_INSTRUCTION_
Determine the number of lines in the data that include the word "Luật", and write only that number.

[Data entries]
START

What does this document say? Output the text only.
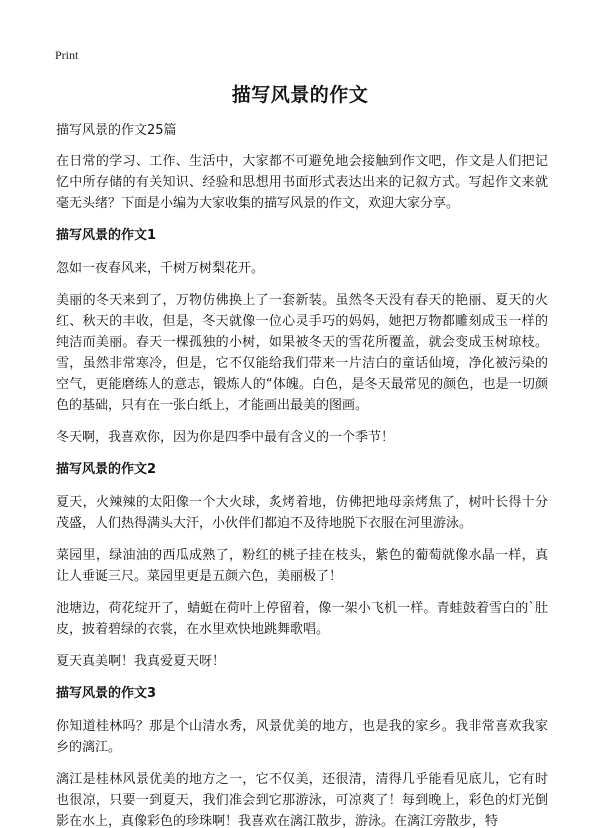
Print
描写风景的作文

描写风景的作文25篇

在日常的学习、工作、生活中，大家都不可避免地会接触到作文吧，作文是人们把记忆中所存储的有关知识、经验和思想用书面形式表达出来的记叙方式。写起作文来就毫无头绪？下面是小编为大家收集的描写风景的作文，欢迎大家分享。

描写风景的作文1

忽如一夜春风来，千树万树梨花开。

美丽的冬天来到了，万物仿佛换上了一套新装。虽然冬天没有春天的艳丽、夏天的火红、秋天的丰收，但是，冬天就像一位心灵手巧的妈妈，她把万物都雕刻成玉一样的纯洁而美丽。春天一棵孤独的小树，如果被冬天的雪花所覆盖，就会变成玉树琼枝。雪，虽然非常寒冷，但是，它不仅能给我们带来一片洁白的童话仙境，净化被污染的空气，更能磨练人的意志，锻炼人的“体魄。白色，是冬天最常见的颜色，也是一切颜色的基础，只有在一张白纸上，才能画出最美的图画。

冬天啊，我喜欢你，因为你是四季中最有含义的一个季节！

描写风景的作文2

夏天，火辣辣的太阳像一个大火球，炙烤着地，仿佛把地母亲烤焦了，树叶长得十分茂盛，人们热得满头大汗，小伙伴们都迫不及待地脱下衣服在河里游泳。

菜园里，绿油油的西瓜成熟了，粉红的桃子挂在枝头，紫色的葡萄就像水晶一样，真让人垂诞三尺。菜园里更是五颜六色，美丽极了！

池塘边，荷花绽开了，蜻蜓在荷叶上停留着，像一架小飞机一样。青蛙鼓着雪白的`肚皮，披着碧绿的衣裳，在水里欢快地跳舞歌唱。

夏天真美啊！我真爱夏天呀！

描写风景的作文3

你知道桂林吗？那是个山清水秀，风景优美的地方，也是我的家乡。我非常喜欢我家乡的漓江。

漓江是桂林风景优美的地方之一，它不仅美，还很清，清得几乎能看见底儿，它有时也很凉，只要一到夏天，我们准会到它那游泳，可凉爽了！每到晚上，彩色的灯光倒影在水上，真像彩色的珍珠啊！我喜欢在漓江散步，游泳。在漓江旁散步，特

END
START

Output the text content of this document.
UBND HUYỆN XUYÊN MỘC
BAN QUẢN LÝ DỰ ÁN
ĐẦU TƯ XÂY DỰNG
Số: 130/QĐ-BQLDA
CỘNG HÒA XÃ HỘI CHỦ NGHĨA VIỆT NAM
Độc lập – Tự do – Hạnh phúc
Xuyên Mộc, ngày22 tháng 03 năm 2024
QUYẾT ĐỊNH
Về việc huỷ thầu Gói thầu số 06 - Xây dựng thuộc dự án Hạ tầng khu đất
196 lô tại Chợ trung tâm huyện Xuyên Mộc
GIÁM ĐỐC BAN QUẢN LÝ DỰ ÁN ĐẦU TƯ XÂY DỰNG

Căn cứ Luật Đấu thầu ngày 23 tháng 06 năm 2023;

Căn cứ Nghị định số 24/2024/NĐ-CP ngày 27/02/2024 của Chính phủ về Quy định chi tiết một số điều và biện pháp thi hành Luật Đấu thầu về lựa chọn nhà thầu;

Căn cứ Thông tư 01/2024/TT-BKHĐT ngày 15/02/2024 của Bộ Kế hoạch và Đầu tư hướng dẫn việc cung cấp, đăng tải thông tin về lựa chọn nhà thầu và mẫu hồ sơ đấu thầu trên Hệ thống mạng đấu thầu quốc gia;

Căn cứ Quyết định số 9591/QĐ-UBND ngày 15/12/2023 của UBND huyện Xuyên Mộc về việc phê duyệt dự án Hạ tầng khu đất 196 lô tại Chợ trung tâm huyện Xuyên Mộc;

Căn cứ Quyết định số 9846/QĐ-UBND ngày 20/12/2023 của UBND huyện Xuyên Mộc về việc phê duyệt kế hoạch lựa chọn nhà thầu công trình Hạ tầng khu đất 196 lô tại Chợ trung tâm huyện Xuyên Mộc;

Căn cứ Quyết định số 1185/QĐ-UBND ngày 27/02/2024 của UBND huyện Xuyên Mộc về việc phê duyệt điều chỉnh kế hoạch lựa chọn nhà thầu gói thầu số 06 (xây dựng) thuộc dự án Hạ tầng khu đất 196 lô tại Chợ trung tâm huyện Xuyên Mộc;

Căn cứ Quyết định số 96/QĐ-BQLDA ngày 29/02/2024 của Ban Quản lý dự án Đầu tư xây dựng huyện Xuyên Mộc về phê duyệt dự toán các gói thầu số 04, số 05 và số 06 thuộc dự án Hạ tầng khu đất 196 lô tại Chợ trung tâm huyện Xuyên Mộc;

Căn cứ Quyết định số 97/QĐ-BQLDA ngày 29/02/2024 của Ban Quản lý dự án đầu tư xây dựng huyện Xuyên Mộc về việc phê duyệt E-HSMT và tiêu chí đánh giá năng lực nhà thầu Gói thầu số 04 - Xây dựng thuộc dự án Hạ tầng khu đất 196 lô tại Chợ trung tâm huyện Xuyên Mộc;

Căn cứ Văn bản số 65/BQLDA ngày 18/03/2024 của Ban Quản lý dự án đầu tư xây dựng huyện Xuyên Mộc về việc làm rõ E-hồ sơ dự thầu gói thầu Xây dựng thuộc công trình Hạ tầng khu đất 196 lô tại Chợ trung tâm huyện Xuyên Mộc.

END

_CORRECT RESULT_
2